Copy out all lines of the records in which the word "name" appears.

=== Materials provided ===

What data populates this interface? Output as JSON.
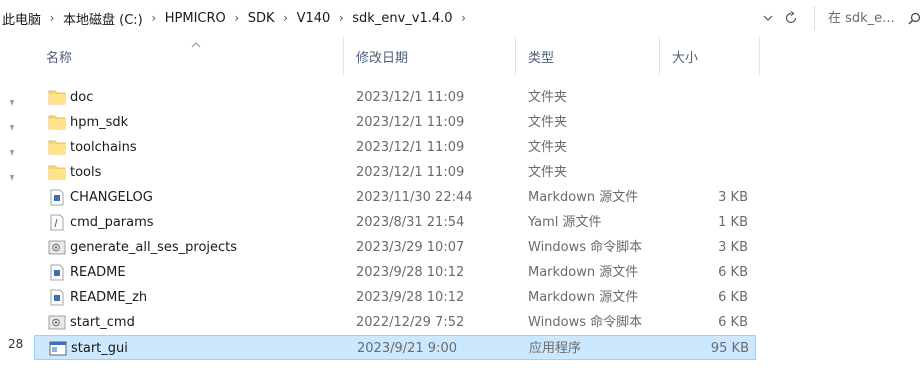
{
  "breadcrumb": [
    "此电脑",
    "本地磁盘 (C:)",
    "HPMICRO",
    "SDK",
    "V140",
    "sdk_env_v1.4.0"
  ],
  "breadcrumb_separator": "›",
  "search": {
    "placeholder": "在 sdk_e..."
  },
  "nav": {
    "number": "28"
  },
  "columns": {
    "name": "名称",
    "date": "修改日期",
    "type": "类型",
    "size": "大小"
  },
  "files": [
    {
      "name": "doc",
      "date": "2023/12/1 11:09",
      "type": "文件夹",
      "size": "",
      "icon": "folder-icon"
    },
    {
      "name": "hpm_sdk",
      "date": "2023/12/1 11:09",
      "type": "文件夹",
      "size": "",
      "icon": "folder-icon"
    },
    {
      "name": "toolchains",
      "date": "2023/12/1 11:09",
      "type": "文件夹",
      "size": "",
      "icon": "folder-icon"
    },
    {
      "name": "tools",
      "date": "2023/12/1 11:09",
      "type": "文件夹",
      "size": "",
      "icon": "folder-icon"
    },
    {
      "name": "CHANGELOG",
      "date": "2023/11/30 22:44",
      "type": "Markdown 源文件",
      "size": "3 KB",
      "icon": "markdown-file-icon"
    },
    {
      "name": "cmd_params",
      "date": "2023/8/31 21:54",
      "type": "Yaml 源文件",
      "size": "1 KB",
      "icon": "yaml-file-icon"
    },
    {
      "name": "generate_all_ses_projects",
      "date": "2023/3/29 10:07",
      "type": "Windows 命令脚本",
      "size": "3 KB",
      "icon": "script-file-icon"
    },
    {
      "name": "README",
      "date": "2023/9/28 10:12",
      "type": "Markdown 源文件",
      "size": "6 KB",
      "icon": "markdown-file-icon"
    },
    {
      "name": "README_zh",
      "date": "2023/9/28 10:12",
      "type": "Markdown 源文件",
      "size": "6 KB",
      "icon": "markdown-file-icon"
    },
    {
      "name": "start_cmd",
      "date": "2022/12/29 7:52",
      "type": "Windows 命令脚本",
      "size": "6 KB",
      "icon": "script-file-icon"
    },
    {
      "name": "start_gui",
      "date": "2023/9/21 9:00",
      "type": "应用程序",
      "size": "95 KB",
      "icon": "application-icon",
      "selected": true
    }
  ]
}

===

◆ Answer to the problem ◆
    "name": "名称",
      "name": "doc",
      "name": "hpm_sdk",
      "name": "toolchains",
      "name": "tools",
      "name": "CHANGELOG",
      "name": "cmd_params",
      "name": "generate_all_ses_projects",
      "name": "README",
      "name": "README_zh",
      "name": "start_cmd",
      "name": "start_gui",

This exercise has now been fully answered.